▶ _Your goal_:
Pictures are not part of the copy; repeat everything else in the records exactly.

▶ _Materials provided_:
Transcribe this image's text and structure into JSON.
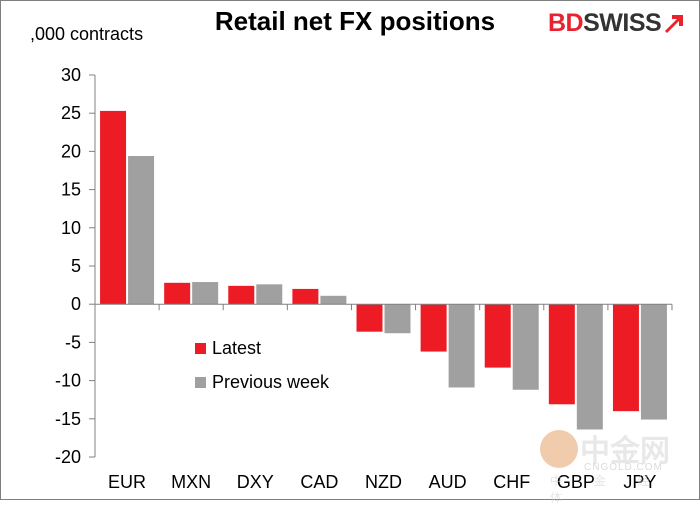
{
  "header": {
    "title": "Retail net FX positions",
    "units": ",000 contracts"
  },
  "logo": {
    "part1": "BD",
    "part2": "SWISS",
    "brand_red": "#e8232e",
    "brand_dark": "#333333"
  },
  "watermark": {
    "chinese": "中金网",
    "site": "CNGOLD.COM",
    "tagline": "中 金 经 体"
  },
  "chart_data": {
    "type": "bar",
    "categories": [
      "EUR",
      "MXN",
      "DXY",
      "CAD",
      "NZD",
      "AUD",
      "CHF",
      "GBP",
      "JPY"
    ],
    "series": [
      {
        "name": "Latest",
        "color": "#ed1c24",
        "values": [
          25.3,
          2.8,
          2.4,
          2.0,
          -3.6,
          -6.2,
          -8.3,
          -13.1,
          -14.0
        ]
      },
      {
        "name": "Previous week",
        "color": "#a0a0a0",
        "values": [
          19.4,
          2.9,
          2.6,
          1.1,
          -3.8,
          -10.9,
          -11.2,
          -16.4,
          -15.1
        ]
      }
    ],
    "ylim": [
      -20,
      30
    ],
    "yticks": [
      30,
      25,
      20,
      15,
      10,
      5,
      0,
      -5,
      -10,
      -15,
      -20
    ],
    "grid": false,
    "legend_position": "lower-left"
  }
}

▶ _Solution_:
Transcribe this image's text and structure into JSON.
{
  "header": {
    "title": "Retail net FX positions",
    "units": ",000 contracts"
  },
  "logo": {
    "part1": "BD",
    "part2": "SWISS",
    "brand_red": "#e8232e",
    "brand_dark": "#333333"
  },
  "watermark": {
    "chinese": "中金网",
    "site": "CNGOLD.COM",
    "tagline": "中 金 经 体"
  },
  "chart_data": {
    "type": "bar",
    "categories": [
      "EUR",
      "MXN",
      "DXY",
      "CAD",
      "NZD",
      "AUD",
      "CHF",
      "GBP",
      "JPY"
    ],
    "series": [
      {
        "name": "Latest",
        "color": "#ed1c24",
        "values": [
          25.3,
          2.8,
          2.4,
          2.0,
          -3.6,
          -6.2,
          -8.3,
          -13.1,
          -14.0
        ]
      },
      {
        "name": "Previous week",
        "color": "#a0a0a0",
        "values": [
          19.4,
          2.9,
          2.6,
          1.1,
          -3.8,
          -10.9,
          -11.2,
          -16.4,
          -15.1
        ]
      }
    ],
    "ylim": [
      -20,
      30
    ],
    "yticks": [
      30,
      25,
      20,
      15,
      10,
      5,
      0,
      -5,
      -10,
      -15,
      -20
    ],
    "grid": false,
    "legend_position": "lower-left"
  }
}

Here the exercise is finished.